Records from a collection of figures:
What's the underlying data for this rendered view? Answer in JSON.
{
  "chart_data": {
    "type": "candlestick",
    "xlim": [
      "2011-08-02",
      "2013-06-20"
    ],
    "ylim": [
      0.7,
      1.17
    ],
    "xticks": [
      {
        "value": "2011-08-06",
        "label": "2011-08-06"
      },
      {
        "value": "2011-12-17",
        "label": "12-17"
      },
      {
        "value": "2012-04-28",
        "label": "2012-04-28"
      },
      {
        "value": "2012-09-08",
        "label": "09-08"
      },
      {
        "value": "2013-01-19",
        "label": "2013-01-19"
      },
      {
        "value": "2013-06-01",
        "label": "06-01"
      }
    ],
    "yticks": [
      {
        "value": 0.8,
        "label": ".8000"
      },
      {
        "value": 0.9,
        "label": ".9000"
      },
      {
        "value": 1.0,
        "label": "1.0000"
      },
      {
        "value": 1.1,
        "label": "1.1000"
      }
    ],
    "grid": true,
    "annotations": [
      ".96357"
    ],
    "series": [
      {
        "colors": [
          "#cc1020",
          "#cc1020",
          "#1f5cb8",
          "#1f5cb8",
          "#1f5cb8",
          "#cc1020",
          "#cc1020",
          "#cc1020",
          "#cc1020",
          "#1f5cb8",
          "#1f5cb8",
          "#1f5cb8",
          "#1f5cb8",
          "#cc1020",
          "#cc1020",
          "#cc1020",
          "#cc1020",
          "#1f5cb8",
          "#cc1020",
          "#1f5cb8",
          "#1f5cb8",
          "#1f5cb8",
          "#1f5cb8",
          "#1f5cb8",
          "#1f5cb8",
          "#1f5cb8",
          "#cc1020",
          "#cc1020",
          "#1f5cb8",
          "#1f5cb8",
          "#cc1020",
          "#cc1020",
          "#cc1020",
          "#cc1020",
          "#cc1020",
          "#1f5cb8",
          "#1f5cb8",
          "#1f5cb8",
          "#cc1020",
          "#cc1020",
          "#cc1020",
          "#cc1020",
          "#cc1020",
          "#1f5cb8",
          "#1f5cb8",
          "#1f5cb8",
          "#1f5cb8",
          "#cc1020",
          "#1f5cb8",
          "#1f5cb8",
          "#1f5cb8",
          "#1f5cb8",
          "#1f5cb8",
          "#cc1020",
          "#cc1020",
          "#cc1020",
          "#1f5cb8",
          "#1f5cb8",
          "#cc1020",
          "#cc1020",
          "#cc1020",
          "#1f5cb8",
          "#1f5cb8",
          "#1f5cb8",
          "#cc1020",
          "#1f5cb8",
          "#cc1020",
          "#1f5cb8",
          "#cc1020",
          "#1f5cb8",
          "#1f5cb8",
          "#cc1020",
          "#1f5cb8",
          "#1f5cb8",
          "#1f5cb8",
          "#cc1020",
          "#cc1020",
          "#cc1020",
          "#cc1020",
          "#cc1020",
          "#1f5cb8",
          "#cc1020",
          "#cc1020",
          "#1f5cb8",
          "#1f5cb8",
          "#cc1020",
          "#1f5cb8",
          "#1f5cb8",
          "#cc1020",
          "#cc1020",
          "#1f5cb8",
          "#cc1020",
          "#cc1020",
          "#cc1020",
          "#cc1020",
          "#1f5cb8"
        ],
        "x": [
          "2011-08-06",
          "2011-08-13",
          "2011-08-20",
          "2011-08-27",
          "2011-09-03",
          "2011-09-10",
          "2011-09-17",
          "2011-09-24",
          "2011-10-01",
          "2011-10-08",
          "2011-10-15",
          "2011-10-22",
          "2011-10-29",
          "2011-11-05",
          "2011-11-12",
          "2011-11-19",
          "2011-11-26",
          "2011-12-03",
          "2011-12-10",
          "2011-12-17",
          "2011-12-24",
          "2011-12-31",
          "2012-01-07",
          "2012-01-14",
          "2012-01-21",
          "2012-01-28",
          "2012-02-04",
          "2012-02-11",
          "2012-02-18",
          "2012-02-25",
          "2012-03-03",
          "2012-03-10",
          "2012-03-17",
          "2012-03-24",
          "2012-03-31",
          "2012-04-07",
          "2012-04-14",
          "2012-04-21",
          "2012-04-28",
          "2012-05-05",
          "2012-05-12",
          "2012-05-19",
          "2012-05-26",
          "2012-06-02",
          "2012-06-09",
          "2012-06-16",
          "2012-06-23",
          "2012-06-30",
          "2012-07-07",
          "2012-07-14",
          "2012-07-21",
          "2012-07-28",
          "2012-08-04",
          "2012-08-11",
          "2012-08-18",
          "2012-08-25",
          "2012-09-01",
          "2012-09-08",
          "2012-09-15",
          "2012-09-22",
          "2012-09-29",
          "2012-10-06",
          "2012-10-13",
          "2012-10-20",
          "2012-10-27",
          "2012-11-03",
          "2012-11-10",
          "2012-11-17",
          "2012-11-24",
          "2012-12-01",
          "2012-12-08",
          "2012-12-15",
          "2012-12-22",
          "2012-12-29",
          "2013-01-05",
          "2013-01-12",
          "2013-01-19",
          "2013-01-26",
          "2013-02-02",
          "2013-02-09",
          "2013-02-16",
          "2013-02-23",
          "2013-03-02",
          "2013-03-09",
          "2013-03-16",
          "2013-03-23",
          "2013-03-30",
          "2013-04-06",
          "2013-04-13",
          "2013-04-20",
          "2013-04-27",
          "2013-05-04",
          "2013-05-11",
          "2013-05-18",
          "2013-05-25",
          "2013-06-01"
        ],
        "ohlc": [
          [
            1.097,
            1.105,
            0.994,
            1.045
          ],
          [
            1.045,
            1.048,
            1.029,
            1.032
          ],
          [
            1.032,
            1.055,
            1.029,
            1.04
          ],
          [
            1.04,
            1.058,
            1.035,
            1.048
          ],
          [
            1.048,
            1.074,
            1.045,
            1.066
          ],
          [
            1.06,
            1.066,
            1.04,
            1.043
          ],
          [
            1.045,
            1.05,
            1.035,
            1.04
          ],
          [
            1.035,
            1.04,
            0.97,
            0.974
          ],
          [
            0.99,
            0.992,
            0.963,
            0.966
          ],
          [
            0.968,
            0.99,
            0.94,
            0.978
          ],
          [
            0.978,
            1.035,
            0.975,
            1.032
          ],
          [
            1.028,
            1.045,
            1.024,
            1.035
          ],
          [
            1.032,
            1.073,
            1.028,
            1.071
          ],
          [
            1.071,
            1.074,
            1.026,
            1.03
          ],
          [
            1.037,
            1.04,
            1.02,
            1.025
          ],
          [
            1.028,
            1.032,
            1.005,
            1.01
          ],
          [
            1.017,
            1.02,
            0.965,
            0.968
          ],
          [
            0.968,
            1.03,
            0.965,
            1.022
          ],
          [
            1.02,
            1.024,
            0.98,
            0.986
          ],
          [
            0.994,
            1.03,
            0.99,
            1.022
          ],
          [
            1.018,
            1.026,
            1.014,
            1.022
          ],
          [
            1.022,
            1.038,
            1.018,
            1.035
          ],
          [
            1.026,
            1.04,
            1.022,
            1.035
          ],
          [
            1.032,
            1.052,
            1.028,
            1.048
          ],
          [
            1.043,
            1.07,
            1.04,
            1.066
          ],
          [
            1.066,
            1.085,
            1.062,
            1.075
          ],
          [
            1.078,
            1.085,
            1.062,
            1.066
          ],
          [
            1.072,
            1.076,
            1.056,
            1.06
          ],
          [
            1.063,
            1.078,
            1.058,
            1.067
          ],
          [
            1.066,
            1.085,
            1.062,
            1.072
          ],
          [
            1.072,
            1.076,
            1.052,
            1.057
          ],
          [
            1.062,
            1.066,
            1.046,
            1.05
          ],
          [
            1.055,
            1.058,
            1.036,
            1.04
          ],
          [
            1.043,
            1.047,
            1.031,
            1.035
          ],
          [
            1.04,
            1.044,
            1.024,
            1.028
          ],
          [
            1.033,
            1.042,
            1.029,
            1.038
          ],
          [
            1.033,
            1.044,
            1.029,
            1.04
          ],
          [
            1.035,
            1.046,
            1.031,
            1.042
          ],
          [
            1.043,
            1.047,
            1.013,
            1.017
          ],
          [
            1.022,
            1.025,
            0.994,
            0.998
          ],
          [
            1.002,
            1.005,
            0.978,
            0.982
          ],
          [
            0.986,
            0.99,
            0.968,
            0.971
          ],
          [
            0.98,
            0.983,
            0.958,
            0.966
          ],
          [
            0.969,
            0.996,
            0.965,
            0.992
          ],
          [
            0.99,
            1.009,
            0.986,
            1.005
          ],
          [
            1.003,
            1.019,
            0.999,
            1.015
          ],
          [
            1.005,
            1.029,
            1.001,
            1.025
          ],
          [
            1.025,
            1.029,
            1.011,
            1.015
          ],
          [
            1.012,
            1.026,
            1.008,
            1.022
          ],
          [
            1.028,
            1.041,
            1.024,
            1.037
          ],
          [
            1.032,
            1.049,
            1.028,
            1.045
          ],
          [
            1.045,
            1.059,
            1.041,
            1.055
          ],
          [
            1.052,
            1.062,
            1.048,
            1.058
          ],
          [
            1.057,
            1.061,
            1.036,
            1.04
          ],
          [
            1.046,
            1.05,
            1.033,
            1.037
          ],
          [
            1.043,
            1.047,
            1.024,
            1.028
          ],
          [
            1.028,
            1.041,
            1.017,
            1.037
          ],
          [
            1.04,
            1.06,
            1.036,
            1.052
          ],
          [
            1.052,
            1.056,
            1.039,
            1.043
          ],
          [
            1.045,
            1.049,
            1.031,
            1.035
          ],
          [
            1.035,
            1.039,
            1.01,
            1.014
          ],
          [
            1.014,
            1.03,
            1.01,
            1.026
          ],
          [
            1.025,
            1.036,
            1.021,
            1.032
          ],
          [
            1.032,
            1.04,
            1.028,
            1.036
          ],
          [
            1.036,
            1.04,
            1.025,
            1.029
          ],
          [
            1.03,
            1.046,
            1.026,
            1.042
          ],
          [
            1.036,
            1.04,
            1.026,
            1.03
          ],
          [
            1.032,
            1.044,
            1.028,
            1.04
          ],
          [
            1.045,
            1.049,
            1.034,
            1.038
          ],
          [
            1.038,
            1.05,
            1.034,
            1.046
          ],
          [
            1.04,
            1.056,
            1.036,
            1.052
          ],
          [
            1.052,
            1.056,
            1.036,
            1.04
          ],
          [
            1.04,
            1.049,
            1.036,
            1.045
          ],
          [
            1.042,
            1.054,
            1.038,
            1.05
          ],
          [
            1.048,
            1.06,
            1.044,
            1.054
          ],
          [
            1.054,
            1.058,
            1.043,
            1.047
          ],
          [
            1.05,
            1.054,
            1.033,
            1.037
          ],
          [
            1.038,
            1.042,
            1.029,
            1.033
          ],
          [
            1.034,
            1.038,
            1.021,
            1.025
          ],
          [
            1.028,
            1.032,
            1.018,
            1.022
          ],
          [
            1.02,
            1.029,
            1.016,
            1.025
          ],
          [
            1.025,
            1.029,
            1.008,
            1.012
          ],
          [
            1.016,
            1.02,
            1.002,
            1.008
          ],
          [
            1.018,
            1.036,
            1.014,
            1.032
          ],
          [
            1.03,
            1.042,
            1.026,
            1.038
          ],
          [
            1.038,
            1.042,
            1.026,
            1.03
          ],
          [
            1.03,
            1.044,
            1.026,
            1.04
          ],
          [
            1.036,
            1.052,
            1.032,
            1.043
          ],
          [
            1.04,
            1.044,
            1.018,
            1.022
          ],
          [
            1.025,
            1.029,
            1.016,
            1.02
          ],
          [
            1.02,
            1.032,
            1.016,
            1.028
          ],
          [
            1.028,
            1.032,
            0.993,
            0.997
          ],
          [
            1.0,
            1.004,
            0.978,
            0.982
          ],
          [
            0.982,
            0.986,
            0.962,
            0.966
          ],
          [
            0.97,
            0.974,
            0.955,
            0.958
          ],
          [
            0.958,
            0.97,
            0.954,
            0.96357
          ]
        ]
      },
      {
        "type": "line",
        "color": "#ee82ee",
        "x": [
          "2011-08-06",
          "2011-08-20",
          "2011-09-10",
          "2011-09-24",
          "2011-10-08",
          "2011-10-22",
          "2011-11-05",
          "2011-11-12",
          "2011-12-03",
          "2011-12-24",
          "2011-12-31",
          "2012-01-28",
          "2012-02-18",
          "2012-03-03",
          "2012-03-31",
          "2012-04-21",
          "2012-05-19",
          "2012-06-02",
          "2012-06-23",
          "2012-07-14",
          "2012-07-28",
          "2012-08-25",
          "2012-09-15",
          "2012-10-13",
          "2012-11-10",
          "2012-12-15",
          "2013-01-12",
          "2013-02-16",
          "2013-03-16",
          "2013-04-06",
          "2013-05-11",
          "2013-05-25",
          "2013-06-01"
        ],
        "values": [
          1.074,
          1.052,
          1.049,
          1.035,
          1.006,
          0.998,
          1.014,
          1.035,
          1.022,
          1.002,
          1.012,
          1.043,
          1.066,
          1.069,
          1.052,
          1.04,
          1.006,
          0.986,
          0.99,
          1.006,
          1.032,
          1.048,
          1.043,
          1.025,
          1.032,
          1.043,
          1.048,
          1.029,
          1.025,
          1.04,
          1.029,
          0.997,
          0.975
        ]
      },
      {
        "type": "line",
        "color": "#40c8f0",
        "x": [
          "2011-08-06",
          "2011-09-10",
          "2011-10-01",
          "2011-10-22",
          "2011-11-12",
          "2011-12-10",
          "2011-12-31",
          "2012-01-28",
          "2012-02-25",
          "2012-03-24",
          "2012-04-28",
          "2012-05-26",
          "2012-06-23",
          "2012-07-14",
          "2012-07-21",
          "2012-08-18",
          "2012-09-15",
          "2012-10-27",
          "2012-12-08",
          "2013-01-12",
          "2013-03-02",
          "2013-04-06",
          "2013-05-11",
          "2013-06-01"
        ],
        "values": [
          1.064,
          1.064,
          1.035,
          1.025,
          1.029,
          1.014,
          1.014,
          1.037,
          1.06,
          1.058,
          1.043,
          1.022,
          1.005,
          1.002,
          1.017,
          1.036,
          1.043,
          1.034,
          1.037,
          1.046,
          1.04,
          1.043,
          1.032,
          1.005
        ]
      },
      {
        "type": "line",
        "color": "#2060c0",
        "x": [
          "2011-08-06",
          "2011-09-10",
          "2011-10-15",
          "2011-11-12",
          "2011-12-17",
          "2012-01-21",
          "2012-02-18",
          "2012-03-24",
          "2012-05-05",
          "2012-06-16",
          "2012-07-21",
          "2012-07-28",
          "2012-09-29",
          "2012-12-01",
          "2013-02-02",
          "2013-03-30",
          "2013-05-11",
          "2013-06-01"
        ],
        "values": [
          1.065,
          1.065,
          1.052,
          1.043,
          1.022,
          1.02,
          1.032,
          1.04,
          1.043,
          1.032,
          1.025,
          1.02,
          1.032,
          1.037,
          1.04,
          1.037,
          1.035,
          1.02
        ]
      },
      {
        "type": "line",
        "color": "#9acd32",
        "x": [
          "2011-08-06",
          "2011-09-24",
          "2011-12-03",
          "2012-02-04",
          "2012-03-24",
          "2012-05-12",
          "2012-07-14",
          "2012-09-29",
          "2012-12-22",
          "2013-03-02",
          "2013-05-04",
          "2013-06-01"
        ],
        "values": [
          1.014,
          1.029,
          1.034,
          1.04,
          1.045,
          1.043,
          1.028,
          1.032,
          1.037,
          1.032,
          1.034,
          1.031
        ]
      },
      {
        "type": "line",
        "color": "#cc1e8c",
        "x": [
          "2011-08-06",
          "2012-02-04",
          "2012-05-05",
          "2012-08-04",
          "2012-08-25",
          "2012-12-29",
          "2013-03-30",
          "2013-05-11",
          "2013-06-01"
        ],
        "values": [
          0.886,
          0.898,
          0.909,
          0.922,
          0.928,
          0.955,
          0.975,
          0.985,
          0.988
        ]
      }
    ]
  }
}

Given task:
Copy all lines from the material that include "label".

Written answer:
        "label": "2011-08-06"
        "label": "12-17"
        "label": "2012-04-28"
        "label": "09-08"
        "label": "2013-01-19"
        "label": "06-01"
        "label": ".8000"
        "label": ".9000"
        "label": "1.0000"
        "label": "1.1000"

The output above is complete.